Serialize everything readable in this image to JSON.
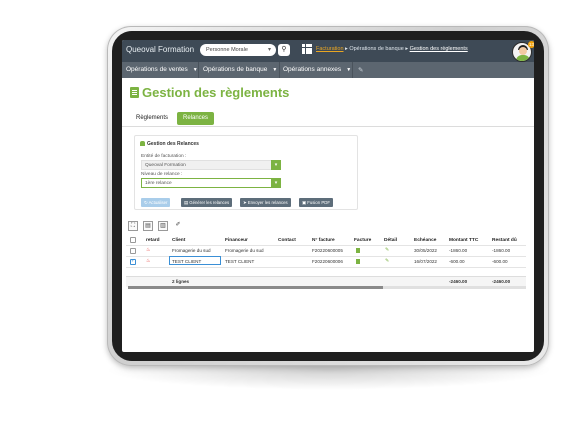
{
  "header": {
    "brand": "Queoval Formation",
    "entity_select": "Personne Morale",
    "breadcrumb": {
      "b1": "Facturation",
      "b2": "Opérations de banque",
      "b3": "Gestion des règlements"
    },
    "notif_count": "13"
  },
  "menu": [
    {
      "label": "Opérations de ventes"
    },
    {
      "label": "Opérations de banque"
    },
    {
      "label": "Opérations annexes"
    }
  ],
  "page": {
    "title": "Gestion des règlements",
    "tabs": [
      "Règlements",
      "Relances"
    ],
    "active_tab": "Relances"
  },
  "panel": {
    "title": "Gestion des Relances",
    "entity_label": "Entité de facturation :",
    "entity_value": "Queoval Formation",
    "level_label": "Niveau de relance :",
    "level_value": "1ère relance",
    "buttons": [
      "Actualiser",
      "Générer les relances",
      "Envoyer les relances",
      "Fusion PDF"
    ]
  },
  "table": {
    "headers": [
      "retard",
      "Client",
      "Financeur",
      "Contact",
      "N° facture",
      "Facture",
      "Détail",
      "Echéance",
      "Montant TTC",
      "Restant dû"
    ],
    "rows": [
      {
        "client": "Fromagerie du sud",
        "financeur": "Fromagerie du sud",
        "contact": "",
        "facture_no": "F20220600005",
        "echeance": "30/05/2022",
        "montant": "-1860.00",
        "restant": "-1860.00",
        "checked": false
      },
      {
        "client": "TEST CLIENT",
        "financeur": "TEST CLIENT",
        "contact": "",
        "facture_no": "F20220600006",
        "echeance": "16/07/2022",
        "montant": "-600.00",
        "restant": "-600.00",
        "checked": true
      }
    ],
    "footer": {
      "count": "2 lignes",
      "montant_total": "-2460.00",
      "restant_total": "-2460.00"
    }
  },
  "colors": {
    "accent": "#7cb342",
    "topbar": "#3e4a56",
    "menubar": "#5c6670"
  }
}
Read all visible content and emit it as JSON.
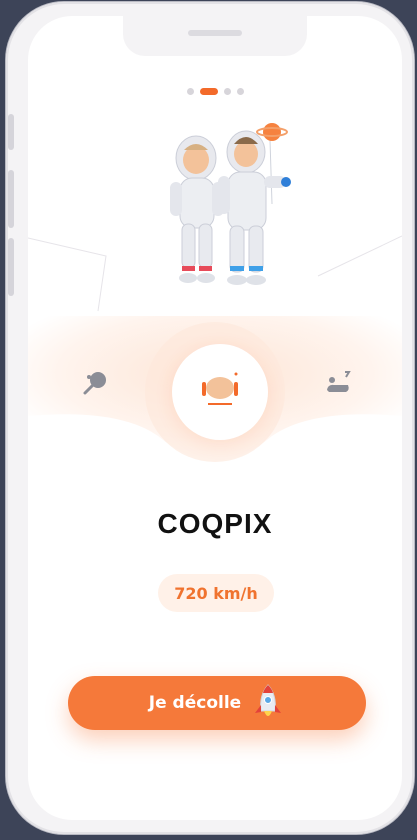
{
  "carousel": {
    "pages": 4,
    "active_index": 1
  },
  "character": {
    "name": "COQPIX"
  },
  "stats": {
    "speed": "720 km/h"
  },
  "cta": {
    "label": "Je décolle"
  },
  "icons": {
    "left": "lollipop-icon",
    "center": "helmet-icon",
    "right": "rocket-sled-icon",
    "cta": "rocket-icon"
  },
  "colors": {
    "accent": "#f5793a",
    "accent_light": "#fff1e8",
    "text": "#111111",
    "dot_inactive": "#d7d5da"
  }
}
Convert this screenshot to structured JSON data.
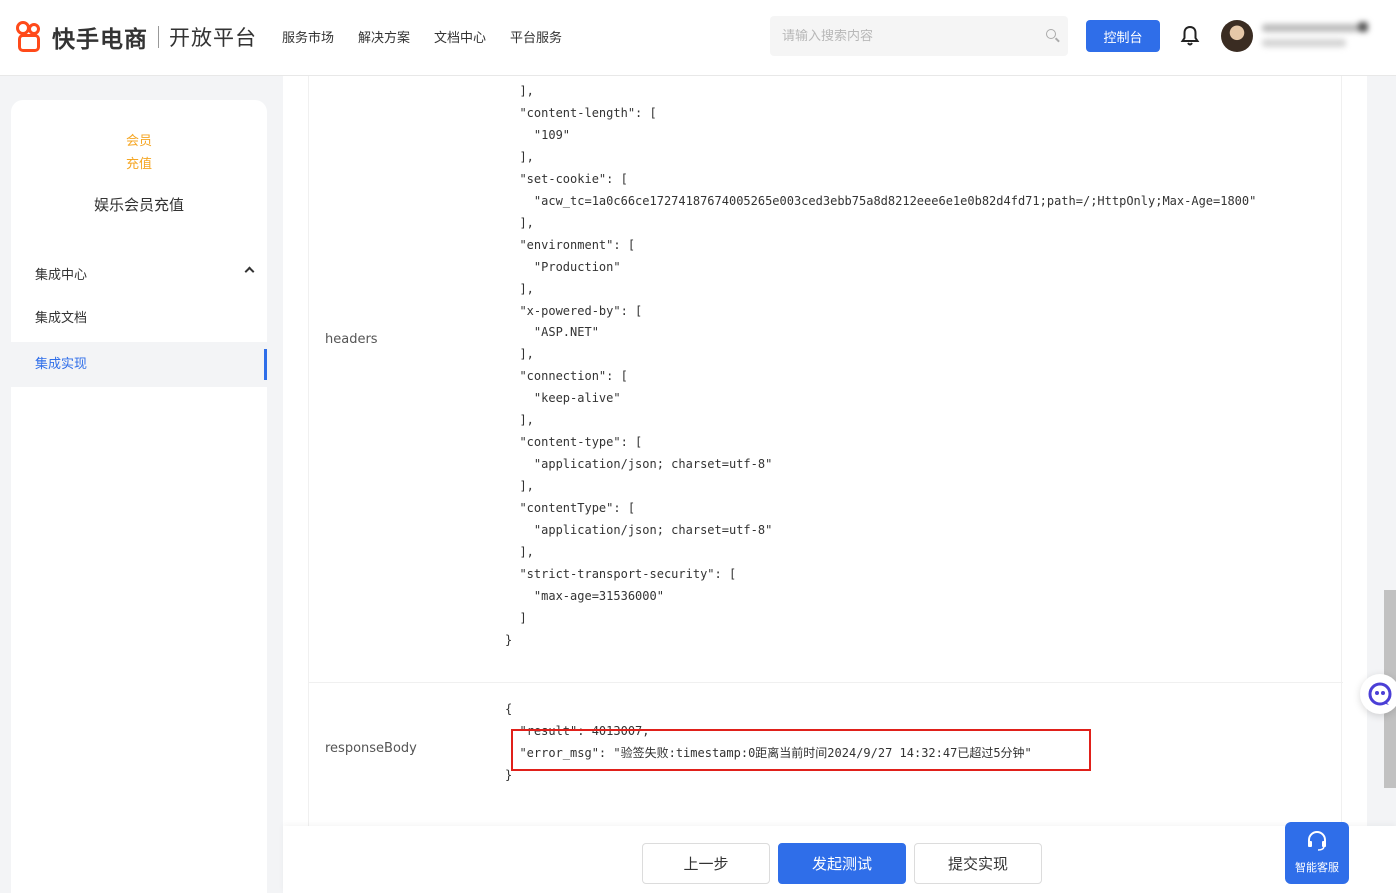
{
  "header": {
    "brand": "快手电商",
    "brand_sub": "开放平台",
    "nav": [
      "服务市场",
      "解决方案",
      "文档中心",
      "平台服务"
    ],
    "search_placeholder": "请输入搜索内容",
    "console_label": "控制台"
  },
  "sidebar": {
    "badge_line1": "会员",
    "badge_line2": "充值",
    "product_name": "娱乐会员充值",
    "group_label": "集成中心",
    "items": [
      {
        "label": "集成文档",
        "active": false
      },
      {
        "label": "集成实现",
        "active": true
      }
    ]
  },
  "main": {
    "headers_label": "headers",
    "headers_code": "  ],\n  \"content-length\": [\n    \"109\"\n  ],\n  \"set-cookie\": [\n    \"acw_tc=1a0c66ce17274187674005265e003ced3ebb75a8d8212eee6e1e0b82d4fd71;path=/;HttpOnly;Max-Age=1800\"\n  ],\n  \"environment\": [\n    \"Production\"\n  ],\n  \"x-powered-by\": [\n    \"ASP.NET\"\n  ],\n  \"connection\": [\n    \"keep-alive\"\n  ],\n  \"content-type\": [\n    \"application/json; charset=utf-8\"\n  ],\n  \"contentType\": [\n    \"application/json; charset=utf-8\"\n  ],\n  \"strict-transport-security\": [\n    \"max-age=31536000\"\n  ]\n}",
    "response_label": "responseBody",
    "response_code": "{\n  \"result\": 4013007,\n  \"error_msg\": \"验签失败:timestamp:0距离当前时间2024/9/27 14:32:47已超过5分钟\"\n}"
  },
  "footer": {
    "prev_label": "上一步",
    "test_label": "发起测试",
    "submit_label": "提交实现"
  },
  "service_label": "智能客服",
  "colors": {
    "primary": "#2f6ee9",
    "brand_orange": "#ff4a1a",
    "badge_orange": "#f5a623",
    "error_red": "#e0201a"
  },
  "icons": [
    "kuaishou-logo-icon",
    "search-icon",
    "bell-icon",
    "chevron-up-icon",
    "chat-bot-icon",
    "headset-icon"
  ]
}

**WHAT TO DO**
Return every line from the records above that holds the word "echeance".

**OUTPUT**
        "echeance": "30/05/2022",
        "echeance": "16/07/2022",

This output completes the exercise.